- [WRITTEN PROBLEM]:
Return the listing below in full, with every line exactly as it is.

☆ ☆ ☆ ☆

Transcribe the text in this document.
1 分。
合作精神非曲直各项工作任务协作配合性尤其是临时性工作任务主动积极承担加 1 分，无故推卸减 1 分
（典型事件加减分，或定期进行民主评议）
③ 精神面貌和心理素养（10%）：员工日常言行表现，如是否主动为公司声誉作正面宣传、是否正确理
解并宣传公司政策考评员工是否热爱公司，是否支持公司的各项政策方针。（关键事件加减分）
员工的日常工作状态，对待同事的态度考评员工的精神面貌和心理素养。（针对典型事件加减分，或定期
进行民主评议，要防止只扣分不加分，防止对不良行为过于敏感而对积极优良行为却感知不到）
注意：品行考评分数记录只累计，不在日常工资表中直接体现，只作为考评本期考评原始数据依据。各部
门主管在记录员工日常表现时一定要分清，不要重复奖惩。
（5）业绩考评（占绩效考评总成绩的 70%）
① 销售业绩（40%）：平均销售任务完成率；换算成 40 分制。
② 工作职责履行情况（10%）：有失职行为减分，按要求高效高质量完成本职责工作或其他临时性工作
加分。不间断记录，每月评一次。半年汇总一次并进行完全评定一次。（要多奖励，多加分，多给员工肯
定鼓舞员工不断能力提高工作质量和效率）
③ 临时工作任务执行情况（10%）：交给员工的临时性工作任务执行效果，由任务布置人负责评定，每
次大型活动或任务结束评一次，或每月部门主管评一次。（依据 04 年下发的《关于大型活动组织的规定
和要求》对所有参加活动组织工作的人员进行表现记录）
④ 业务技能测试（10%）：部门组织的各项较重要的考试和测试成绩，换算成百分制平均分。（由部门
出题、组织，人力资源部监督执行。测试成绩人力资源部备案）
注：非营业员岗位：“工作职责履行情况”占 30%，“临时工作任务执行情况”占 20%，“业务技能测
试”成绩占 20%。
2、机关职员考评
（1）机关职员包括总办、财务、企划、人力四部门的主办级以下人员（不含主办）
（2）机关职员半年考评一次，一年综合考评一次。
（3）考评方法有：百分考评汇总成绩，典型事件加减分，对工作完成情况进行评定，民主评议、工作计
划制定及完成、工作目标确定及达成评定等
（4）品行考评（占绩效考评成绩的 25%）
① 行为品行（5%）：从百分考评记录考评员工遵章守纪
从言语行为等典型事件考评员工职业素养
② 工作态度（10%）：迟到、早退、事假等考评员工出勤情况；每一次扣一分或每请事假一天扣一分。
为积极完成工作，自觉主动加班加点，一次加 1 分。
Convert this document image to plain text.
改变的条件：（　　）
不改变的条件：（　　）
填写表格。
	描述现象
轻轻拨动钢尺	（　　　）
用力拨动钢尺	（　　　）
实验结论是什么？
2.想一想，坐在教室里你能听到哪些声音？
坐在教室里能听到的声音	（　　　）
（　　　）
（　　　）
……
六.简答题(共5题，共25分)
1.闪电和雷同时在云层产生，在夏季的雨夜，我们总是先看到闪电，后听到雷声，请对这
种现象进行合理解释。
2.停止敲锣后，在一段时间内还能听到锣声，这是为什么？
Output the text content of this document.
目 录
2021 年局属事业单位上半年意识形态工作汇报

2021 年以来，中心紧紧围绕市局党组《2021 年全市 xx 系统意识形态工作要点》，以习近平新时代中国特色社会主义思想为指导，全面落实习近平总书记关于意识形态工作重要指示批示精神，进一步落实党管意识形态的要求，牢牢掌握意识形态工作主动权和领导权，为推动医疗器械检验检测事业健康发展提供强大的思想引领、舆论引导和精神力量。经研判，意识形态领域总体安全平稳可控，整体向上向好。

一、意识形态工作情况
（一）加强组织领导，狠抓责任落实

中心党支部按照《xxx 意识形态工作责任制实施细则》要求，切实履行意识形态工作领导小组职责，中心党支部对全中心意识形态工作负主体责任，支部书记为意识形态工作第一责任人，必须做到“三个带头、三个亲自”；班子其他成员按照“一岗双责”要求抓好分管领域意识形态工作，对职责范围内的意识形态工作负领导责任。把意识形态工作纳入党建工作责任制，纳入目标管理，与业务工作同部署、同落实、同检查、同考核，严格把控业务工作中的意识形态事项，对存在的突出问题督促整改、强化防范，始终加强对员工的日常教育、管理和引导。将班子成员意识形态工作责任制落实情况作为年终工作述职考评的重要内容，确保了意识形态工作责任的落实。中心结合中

☆ ☆ ☆ ☆

- [SOLUTION]:
Transcribe the text in this document.
1 分。
合作精神非曲直各项工作任务协作配合性尤其是临时性工作任务主动积极承担加 1 分，无故推卸减 1 分
（典型事件加减分，或定期进行民主评议）
③ 精神面貌和心理素养（10%）：员工日常言行表现，如是否主动为公司声誉作正面宣传、是否正确理
解并宣传公司政策考评员工是否热爱公司，是否支持公司的各项政策方针。（关键事件加减分）
员工的日常工作状态，对待同事的态度考评员工的精神面貌和心理素养。（针对典型事件加减分，或定期
进行民主评议，要防止只扣分不加分，防止对不良行为过于敏感而对积极优良行为却感知不到）
注意：品行考评分数记录只累计，不在日常工资表中直接体现，只作为考评本期考评原始数据依据。各部
门主管在记录员工日常表现时一定要分清，不要重复奖惩。
（5）业绩考评（占绩效考评总成绩的 70%）
① 销售业绩（40%）：平均销售任务完成率；换算成 40 分制。
② 工作职责履行情况（10%）：有失职行为减分，按要求高效高质量完成本职责工作或其他临时性工作
加分。不间断记录，每月评一次。半年汇总一次并进行完全评定一次。（要多奖励，多加分，多给员工肯
定鼓舞员工不断能力提高工作质量和效率）
③ 临时工作任务执行情况（10%）：交给员工的临时性工作任务执行效果，由任务布置人负责评定，每
次大型活动或任务结束评一次，或每月部门主管评一次。（依据 04 年下发的《关于大型活动组织的规定
和要求》对所有参加活动组织工作的人员进行表现记录）
④ 业务技能测试（10%）：部门组织的各项较重要的考试和测试成绩，换算成百分制平均分。（由部门
出题、组织，人力资源部监督执行。测试成绩人力资源部备案）
注：非营业员岗位：“工作职责履行情况”占 30%，“临时工作任务执行情况”占 20%，“业务技能测
试”成绩占 20%。
2、机关职员考评
（1）机关职员包括总办、财务、企划、人力四部门的主办级以下人员（不含主办）
（2）机关职员半年考评一次，一年综合考评一次。
（3）考评方法有：百分考评汇总成绩，典型事件加减分，对工作完成情况进行评定，民主评议、工作计
划制定及完成、工作目标确定及达成评定等
（4）品行考评（占绩效考评成绩的 25%）
① 行为品行（5%）：从百分考评记录考评员工遵章守纪
从言语行为等典型事件考评员工职业素养
② 工作态度（10%）：迟到、早退、事假等考评员工出勤情况；每一次扣一分或每请事假一天扣一分。
为积极完成工作，自觉主动加班加点，一次加 1 分。
Convert this document image to plain text.
改变的条件：（　　）
不改变的条件：（　　）
填写表格。
	描述现象
轻轻拨动钢尺	（　　　）
用力拨动钢尺	（　　　）
实验结论是什么？
2.想一想，坐在教室里你能听到哪些声音？
坐在教室里能听到的声音	（　　　）
（　　　）
（　　　）
……
六.简答题(共5题，共25分)
1.闪电和雷同时在云层产生，在夏季的雨夜，我们总是先看到闪电，后听到雷声，请对这
种现象进行合理解释。
2.停止敲锣后，在一段时间内还能听到锣声，这是为什么？
Output the text content of this document.
目 录
2021 年局属事业单位上半年意识形态工作汇报

2021 年以来，中心紧紧围绕市局党组《2021 年全市 xx 系统意识形态工作要点》，以习近平新时代中国特色社会主义思想为指导，全面落实习近平总书记关于意识形态工作重要指示批示精神，进一步落实党管意识形态的要求，牢牢掌握意识形态工作主动权和领导权，为推动医疗器械检验检测事业健康发展提供强大的思想引领、舆论引导和精神力量。经研判，意识形态领域总体安全平稳可控，整体向上向好。

一、意识形态工作情况
（一）加强组织领导，狠抓责任落实

中心党支部按照《xxx 意识形态工作责任制实施细则》要求，切实履行意识形态工作领导小组职责，中心党支部对全中心意识形态工作负主体责任，支部书记为意识形态工作第一责任人，必须做到“三个带头、三个亲自”；班子其他成员按照“一岗双责”要求抓好分管领域意识形态工作，对职责范围内的意识形态工作负领导责任。把意识形态工作纳入党建工作责任制，纳入目标管理，与业务工作同部署、同落实、同检查、同考核，严格把控业务工作中的意识形态事项，对存在的突出问题督促整改、强化防范，始终加强对员工的日常教育、管理和引导。将班子成员意识形态工作责任制落实情况作为年终工作述职考评的重要内容，确保了意识形态工作责任的落实。中心结合中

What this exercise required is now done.